"""

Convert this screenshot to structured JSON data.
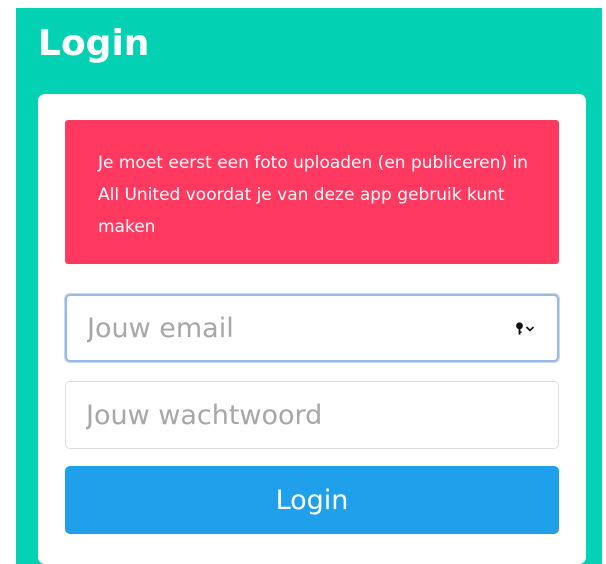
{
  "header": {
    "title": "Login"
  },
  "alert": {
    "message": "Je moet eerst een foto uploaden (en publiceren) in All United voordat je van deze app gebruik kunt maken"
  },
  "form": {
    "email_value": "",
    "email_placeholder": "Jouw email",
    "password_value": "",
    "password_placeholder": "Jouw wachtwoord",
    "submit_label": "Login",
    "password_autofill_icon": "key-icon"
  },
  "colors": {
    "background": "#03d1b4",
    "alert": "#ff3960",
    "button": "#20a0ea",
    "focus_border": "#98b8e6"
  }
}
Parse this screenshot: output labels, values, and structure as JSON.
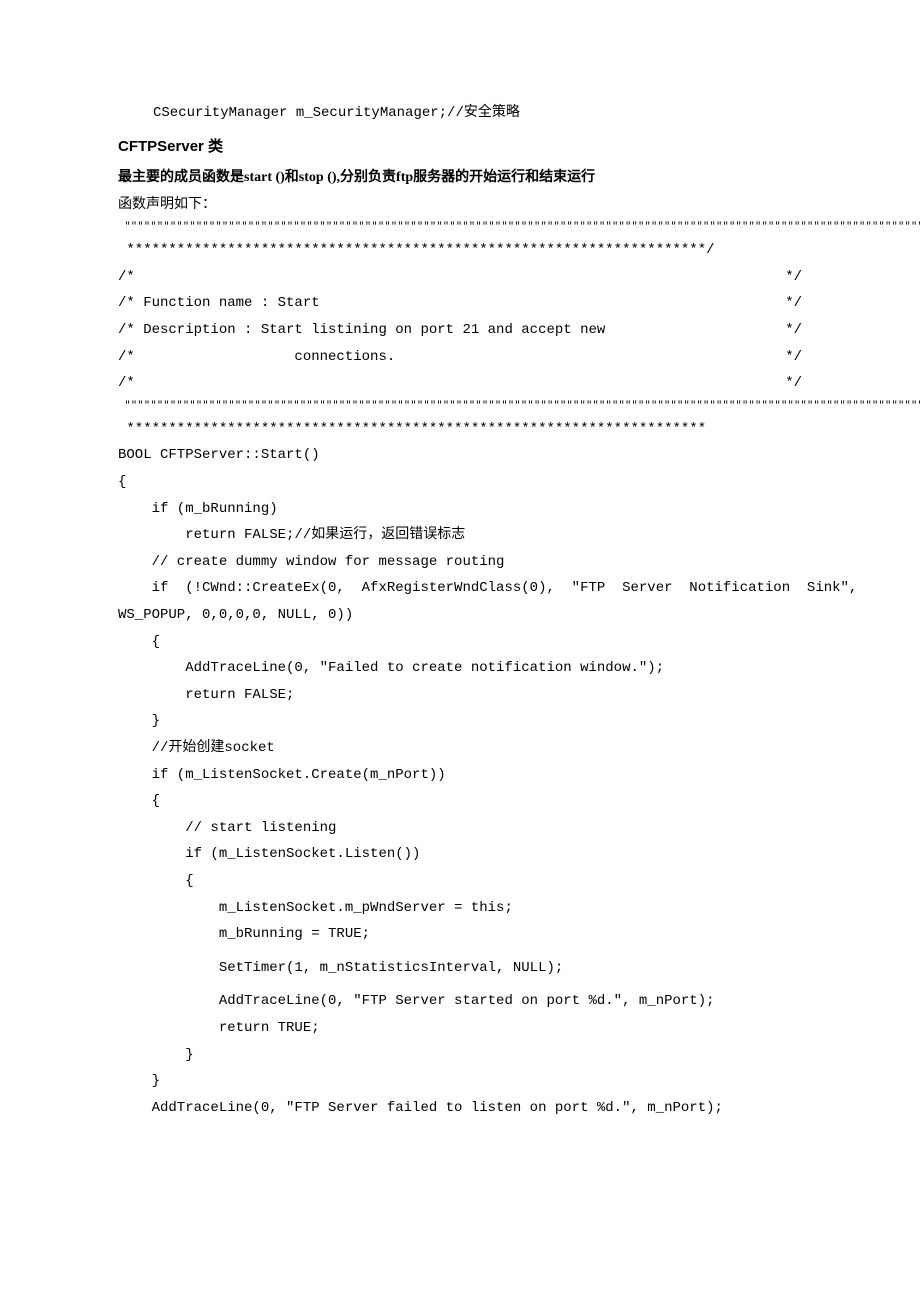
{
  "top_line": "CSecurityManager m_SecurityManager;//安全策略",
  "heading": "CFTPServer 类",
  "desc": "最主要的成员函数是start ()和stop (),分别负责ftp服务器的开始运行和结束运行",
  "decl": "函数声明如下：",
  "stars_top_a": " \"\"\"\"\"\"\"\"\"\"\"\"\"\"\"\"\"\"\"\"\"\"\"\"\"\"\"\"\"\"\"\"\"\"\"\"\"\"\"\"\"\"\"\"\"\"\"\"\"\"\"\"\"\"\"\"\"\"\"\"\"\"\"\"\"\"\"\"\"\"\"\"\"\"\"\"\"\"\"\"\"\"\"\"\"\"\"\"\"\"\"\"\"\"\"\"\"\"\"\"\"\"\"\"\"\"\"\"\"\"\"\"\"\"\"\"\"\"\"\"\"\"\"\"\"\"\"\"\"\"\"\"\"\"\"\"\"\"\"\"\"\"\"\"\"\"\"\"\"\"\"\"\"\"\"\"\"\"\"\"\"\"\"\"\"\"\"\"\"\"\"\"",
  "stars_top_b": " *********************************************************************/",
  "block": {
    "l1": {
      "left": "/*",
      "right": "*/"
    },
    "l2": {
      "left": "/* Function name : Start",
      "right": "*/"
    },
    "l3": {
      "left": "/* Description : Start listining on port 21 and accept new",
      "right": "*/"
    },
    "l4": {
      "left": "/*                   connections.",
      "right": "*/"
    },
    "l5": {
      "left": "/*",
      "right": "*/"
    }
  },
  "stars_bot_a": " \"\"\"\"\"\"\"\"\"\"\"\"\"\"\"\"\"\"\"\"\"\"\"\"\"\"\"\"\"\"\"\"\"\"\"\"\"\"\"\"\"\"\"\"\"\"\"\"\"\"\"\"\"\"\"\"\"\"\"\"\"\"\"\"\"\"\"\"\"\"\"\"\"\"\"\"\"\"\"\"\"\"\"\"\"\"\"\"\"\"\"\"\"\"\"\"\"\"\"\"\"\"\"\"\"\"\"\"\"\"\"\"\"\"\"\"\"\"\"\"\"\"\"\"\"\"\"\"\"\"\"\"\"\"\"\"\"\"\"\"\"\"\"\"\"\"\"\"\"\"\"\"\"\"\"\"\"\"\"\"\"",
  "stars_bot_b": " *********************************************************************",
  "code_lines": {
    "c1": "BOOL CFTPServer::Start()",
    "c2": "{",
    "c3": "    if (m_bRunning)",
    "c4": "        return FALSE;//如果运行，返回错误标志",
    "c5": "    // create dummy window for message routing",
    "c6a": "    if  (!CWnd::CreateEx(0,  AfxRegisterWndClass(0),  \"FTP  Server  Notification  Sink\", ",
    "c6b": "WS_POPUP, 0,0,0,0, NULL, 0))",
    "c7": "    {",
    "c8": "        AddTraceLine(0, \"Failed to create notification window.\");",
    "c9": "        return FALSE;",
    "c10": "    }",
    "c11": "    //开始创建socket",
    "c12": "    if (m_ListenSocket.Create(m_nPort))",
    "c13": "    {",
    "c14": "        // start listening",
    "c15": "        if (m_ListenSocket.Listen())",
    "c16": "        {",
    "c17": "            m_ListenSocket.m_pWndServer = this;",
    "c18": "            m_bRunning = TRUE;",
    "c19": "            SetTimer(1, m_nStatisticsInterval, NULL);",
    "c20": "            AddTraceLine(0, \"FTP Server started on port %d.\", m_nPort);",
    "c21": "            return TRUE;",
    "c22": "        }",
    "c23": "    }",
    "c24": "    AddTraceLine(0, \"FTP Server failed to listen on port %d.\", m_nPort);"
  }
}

"""
"""

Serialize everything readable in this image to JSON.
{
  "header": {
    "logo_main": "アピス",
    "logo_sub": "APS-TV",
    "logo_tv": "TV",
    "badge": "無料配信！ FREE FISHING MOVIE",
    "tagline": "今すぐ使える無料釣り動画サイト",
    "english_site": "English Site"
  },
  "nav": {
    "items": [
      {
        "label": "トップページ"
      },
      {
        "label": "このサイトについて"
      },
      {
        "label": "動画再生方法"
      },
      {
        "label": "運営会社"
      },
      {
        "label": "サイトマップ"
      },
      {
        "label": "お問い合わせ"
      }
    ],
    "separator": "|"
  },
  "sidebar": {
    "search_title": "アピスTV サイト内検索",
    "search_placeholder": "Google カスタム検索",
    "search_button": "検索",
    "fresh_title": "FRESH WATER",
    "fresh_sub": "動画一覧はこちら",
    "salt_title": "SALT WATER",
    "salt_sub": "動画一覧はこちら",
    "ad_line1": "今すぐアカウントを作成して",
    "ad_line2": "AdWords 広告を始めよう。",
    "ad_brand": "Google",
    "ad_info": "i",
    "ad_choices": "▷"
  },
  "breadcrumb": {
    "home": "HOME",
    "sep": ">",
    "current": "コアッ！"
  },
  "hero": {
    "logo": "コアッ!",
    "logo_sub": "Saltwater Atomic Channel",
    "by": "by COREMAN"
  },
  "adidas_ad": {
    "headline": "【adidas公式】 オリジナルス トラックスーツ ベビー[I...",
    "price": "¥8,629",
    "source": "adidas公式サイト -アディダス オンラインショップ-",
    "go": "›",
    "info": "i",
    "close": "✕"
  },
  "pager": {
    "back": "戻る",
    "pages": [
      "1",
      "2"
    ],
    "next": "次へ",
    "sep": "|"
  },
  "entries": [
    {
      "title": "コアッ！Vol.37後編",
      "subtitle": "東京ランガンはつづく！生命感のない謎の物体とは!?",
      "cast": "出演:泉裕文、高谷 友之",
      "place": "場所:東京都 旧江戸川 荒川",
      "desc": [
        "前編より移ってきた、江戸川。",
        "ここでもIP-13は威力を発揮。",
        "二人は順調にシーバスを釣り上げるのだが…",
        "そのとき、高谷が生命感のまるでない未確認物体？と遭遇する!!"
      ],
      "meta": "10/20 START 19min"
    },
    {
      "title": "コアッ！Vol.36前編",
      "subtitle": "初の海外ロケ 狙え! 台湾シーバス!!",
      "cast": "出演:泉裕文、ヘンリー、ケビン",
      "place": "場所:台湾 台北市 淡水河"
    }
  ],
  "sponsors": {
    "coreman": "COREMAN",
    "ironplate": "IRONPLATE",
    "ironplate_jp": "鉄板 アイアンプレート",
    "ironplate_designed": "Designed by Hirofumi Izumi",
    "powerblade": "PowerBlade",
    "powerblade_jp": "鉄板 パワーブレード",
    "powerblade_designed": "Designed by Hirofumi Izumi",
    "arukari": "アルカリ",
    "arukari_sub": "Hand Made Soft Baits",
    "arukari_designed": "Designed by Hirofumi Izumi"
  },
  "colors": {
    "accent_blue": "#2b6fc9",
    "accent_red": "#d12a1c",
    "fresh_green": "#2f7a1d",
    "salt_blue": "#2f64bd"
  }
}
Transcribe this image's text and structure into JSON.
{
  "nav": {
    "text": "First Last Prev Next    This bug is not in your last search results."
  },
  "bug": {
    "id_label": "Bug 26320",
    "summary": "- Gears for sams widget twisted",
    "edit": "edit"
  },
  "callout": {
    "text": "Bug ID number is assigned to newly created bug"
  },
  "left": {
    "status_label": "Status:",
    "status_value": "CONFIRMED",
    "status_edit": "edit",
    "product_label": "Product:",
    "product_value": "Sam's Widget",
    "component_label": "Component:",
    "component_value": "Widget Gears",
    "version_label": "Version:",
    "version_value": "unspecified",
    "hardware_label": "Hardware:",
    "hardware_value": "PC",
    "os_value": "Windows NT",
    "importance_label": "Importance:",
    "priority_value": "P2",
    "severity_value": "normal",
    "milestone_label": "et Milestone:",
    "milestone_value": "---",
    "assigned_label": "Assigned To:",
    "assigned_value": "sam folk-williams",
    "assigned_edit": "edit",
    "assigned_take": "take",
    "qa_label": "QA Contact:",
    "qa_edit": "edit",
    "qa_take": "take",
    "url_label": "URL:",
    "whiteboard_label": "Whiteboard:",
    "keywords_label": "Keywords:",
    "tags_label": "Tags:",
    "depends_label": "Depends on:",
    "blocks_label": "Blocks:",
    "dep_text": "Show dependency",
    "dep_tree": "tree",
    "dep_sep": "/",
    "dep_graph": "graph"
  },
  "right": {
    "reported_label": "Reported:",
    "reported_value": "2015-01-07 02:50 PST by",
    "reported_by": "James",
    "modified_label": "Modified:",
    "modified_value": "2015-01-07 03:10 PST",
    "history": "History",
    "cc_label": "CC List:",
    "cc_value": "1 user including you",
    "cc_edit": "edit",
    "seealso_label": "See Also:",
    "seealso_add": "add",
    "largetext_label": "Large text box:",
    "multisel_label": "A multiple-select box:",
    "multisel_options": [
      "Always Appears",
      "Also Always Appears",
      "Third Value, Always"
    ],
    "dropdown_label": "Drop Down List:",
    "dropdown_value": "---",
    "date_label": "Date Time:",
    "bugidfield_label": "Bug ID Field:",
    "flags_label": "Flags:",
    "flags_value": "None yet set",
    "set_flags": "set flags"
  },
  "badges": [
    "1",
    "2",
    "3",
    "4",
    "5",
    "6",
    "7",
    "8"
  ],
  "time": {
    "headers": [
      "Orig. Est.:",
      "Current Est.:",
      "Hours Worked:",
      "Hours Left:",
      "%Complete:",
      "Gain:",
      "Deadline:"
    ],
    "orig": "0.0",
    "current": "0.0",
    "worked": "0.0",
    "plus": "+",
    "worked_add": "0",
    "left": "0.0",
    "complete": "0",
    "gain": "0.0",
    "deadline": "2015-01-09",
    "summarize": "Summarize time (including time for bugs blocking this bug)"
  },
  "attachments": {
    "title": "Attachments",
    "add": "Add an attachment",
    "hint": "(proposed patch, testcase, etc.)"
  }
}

"""
"""

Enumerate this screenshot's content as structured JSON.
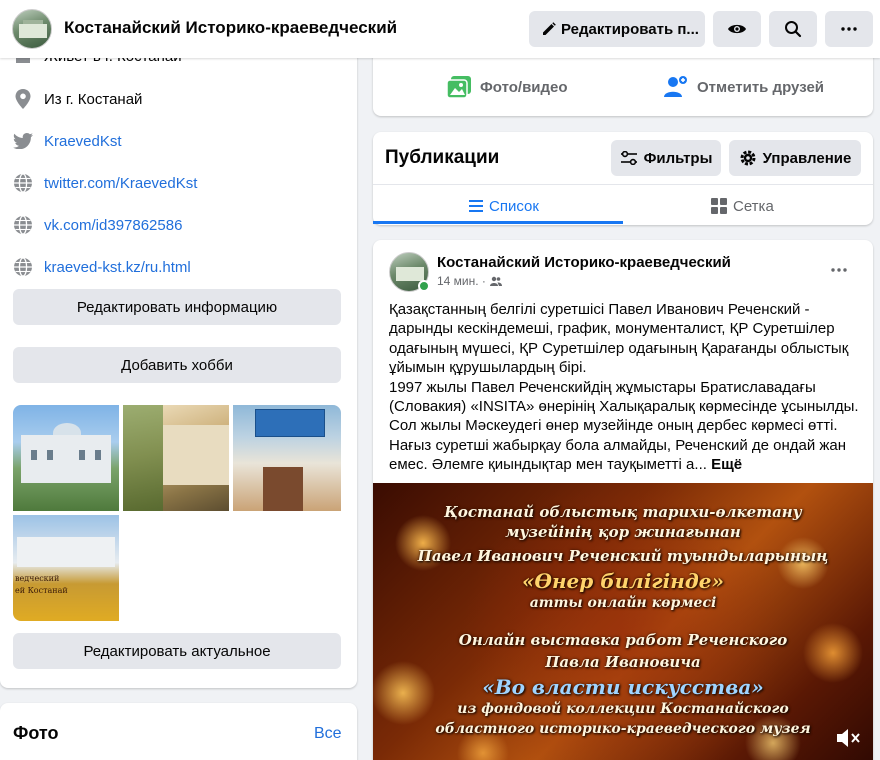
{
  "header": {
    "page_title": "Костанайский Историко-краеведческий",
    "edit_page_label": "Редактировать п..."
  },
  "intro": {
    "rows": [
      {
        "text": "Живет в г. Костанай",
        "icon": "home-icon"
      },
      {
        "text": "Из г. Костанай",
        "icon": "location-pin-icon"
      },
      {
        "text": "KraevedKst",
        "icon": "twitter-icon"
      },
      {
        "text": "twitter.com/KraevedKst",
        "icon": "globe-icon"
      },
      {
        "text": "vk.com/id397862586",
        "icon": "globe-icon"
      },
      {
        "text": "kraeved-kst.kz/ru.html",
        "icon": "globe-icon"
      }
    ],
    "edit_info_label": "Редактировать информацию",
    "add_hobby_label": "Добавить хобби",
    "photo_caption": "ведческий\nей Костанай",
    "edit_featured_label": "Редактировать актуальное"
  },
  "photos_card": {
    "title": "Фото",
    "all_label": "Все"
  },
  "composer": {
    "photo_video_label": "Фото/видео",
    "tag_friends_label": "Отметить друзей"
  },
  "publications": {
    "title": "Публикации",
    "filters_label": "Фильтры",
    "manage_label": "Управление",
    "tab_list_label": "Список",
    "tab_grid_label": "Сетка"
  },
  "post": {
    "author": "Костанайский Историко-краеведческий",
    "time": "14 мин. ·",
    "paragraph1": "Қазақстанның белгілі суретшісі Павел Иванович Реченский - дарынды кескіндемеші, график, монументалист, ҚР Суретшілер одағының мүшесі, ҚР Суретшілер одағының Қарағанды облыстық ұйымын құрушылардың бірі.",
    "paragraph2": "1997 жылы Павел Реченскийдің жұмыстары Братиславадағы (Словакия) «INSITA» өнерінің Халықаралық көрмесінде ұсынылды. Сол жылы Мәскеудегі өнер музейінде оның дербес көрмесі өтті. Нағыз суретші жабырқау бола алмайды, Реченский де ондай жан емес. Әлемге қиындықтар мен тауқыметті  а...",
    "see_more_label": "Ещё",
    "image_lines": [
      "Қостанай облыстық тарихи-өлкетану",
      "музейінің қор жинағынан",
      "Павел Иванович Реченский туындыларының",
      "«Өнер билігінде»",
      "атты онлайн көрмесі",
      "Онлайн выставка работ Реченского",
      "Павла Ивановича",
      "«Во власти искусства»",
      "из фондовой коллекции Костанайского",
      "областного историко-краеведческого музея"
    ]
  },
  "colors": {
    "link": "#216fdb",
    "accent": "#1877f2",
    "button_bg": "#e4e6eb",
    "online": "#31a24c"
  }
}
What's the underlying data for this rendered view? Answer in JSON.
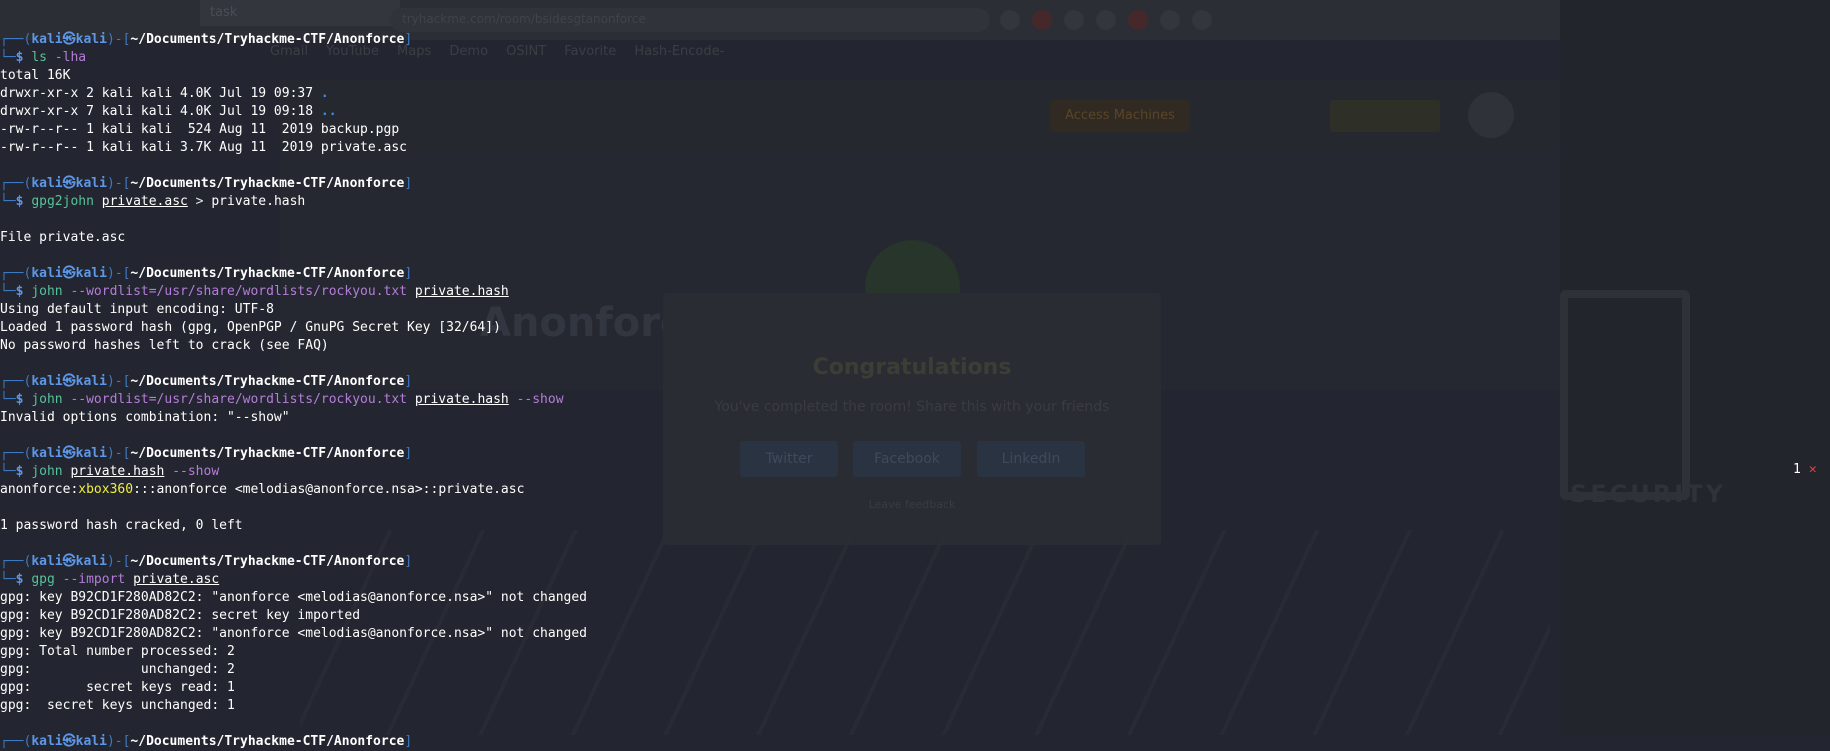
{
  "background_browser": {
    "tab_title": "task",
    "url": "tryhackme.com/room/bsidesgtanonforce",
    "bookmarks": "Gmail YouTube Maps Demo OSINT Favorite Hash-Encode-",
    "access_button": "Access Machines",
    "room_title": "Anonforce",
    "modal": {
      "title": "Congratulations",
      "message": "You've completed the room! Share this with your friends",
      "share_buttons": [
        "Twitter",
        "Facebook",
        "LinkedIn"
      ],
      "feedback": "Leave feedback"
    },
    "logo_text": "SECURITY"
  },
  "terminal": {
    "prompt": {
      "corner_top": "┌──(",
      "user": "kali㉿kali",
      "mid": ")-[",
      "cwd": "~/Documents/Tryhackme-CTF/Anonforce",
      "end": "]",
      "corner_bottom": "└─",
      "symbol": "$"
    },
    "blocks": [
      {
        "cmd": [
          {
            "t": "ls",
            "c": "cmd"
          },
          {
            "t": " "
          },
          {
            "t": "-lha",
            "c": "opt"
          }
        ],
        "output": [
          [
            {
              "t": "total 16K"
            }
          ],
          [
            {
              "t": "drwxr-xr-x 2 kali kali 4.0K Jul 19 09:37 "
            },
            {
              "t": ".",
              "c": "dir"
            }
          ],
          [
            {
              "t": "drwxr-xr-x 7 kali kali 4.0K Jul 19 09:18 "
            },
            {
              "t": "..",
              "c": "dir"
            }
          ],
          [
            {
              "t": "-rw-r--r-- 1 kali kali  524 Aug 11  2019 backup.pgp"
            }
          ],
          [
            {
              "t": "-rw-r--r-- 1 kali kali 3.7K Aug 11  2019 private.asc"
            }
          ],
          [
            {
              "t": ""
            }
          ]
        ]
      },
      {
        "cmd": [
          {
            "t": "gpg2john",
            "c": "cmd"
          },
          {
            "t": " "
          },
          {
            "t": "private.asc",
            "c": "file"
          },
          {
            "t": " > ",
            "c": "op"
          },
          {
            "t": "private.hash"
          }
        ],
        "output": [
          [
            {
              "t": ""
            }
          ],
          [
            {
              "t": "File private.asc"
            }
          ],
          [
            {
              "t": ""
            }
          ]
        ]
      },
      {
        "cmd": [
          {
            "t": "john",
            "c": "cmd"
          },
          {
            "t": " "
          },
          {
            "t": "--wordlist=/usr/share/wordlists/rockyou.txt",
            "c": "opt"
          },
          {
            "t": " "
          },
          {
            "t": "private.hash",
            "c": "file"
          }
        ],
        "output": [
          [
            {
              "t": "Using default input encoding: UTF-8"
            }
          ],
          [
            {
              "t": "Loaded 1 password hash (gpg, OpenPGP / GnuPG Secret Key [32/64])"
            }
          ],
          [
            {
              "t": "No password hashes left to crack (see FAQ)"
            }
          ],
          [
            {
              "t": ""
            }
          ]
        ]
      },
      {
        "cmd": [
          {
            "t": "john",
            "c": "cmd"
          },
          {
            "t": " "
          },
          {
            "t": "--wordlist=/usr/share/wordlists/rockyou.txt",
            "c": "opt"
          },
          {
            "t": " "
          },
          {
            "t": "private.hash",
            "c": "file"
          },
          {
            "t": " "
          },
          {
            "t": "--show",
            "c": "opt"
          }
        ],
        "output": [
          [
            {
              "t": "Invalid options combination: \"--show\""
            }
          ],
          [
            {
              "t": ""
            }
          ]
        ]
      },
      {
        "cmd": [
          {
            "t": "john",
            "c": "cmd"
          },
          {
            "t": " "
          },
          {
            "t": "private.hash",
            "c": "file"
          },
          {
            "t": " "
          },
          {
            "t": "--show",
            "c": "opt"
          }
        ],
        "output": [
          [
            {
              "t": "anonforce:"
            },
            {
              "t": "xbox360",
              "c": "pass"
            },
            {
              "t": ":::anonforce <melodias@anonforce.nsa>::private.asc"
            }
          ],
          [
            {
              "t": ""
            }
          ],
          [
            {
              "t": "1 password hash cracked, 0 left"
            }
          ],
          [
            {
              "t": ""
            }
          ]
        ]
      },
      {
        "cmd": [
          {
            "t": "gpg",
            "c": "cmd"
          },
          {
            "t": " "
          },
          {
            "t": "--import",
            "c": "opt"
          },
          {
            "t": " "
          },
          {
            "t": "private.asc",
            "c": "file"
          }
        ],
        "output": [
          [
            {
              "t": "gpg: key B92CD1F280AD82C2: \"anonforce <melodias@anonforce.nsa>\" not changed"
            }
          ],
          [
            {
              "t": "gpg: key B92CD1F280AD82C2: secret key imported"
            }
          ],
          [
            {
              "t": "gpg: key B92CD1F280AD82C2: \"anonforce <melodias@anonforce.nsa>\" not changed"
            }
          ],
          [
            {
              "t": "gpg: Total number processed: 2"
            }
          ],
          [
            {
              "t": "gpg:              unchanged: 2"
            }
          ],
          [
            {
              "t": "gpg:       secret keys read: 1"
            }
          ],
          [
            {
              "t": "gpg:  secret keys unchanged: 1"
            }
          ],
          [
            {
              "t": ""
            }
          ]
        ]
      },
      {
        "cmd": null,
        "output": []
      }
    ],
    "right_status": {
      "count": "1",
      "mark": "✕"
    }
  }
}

"""

### WRITTEN PROBLEM
Please list every line of the records that contains "screenshot".

### RESULT
Convert this screenshot to structured JSON data.
Parse this screenshot: output labels, values, and structure as JSON.
Enumerate this screenshot's content as structured JSON.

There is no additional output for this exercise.